__TASK GOAL__
Reproduce each of the lines word for word.

__DATA IN THIS EXERCISE__
====

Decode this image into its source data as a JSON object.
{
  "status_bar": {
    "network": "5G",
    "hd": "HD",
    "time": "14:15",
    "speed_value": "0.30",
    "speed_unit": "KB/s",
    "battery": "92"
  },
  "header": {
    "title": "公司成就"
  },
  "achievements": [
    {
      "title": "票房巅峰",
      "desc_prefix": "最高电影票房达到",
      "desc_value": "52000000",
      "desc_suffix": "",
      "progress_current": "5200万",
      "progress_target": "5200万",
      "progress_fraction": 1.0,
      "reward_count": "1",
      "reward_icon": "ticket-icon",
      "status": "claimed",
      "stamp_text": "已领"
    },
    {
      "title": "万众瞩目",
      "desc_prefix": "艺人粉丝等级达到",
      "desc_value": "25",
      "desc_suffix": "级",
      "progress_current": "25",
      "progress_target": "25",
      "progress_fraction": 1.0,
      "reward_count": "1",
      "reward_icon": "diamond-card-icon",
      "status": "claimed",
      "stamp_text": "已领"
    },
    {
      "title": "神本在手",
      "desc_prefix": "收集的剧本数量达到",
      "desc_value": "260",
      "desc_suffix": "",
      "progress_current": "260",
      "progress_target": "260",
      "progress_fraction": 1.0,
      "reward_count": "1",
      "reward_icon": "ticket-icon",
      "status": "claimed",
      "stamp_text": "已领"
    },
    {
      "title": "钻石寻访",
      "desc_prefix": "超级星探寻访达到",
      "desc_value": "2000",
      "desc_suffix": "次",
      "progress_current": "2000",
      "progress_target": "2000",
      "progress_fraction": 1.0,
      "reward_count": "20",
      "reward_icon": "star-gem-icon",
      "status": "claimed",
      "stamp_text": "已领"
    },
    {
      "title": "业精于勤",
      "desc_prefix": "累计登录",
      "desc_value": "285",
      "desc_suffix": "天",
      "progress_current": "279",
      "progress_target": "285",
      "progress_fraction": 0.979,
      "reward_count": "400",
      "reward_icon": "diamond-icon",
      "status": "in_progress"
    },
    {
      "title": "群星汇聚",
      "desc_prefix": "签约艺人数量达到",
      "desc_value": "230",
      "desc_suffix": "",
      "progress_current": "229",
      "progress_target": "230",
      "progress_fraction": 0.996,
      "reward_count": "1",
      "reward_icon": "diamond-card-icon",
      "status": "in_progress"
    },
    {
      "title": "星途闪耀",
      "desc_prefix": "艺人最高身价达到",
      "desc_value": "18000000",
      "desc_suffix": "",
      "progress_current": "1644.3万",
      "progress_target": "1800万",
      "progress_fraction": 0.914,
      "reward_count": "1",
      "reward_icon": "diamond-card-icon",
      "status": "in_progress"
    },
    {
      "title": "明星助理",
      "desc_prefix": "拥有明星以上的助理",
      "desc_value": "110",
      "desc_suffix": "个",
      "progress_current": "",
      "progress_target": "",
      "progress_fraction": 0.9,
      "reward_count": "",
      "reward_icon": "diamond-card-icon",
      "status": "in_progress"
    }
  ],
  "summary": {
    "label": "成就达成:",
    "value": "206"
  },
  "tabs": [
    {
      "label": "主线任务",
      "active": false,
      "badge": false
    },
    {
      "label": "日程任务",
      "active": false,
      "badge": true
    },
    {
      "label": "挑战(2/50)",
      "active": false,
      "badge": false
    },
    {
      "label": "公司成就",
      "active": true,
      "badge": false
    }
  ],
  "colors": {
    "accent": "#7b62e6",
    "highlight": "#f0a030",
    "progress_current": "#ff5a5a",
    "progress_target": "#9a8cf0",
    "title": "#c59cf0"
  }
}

====

__EXERCISE RESULT__
Decode this image into its source data as a JSON object.
{
  "status_bar": {
    "network": "5G",
    "hd": "HD",
    "time": "14:15",
    "speed_value": "0.30",
    "speed_unit": "KB/s",
    "battery": "92"
  },
  "header": {
    "title": "公司成就"
  },
  "achievements": [
    {
      "title": "票房巅峰",
      "desc_prefix": "最高电影票房达到",
      "desc_value": "52000000",
      "desc_suffix": "",
      "progress_current": "5200万",
      "progress_target": "5200万",
      "progress_fraction": 1.0,
      "reward_count": "1",
      "reward_icon": "ticket-icon",
      "status": "claimed",
      "stamp_text": "已领"
    },
    {
      "title": "万众瞩目",
      "desc_prefix": "艺人粉丝等级达到",
      "desc_value": "25",
      "desc_suffix": "级",
      "progress_current": "25",
      "progress_target": "25",
      "progress_fraction": 1.0,
      "reward_count": "1",
      "reward_icon": "diamond-card-icon",
      "status": "claimed",
      "stamp_text": "已领"
    },
    {
      "title": "神本在手",
      "desc_prefix": "收集的剧本数量达到",
      "desc_value": "260",
      "desc_suffix": "",
      "progress_current": "260",
      "progress_target": "260",
      "progress_fraction": 1.0,
      "reward_count": "1",
      "reward_icon": "ticket-icon",
      "status": "claimed",
      "stamp_text": "已领"
    },
    {
      "title": "钻石寻访",
      "desc_prefix": "超级星探寻访达到",
      "desc_value": "2000",
      "desc_suffix": "次",
      "progress_current": "2000",
      "progress_target": "2000",
      "progress_fraction": 1.0,
      "reward_count": "20",
      "reward_icon": "star-gem-icon",
      "status": "claimed",
      "stamp_text": "已领"
    },
    {
      "title": "业精于勤",
      "desc_prefix": "累计登录",
      "desc_value": "285",
      "desc_suffix": "天",
      "progress_current": "279",
      "progress_target": "285",
      "progress_fraction": 0.979,
      "reward_count": "400",
      "reward_icon": "diamond-icon",
      "status": "in_progress"
    },
    {
      "title": "群星汇聚",
      "desc_prefix": "签约艺人数量达到",
      "desc_value": "230",
      "desc_suffix": "",
      "progress_current": "229",
      "progress_target": "230",
      "progress_fraction": 0.996,
      "reward_count": "1",
      "reward_icon": "diamond-card-icon",
      "status": "in_progress"
    },
    {
      "title": "星途闪耀",
      "desc_prefix": "艺人最高身价达到",
      "desc_value": "18000000",
      "desc_suffix": "",
      "progress_current": "1644.3万",
      "progress_target": "1800万",
      "progress_fraction": 0.914,
      "reward_count": "1",
      "reward_icon": "diamond-card-icon",
      "status": "in_progress"
    },
    {
      "title": "明星助理",
      "desc_prefix": "拥有明星以上的助理",
      "desc_value": "110",
      "desc_suffix": "个",
      "progress_current": "",
      "progress_target": "",
      "progress_fraction": 0.9,
      "reward_count": "",
      "reward_icon": "diamond-card-icon",
      "status": "in_progress"
    }
  ],
  "summary": {
    "label": "成就达成:",
    "value": "206"
  },
  "tabs": [
    {
      "label": "主线任务",
      "active": false,
      "badge": false
    },
    {
      "label": "日程任务",
      "active": false,
      "badge": true
    },
    {
      "label": "挑战(2/50)",
      "active": false,
      "badge": false
    },
    {
      "label": "公司成就",
      "active": true,
      "badge": false
    }
  ],
  "colors": {
    "accent": "#7b62e6",
    "highlight": "#f0a030",
    "progress_current": "#ff5a5a",
    "progress_target": "#9a8cf0",
    "title": "#c59cf0"
  }
}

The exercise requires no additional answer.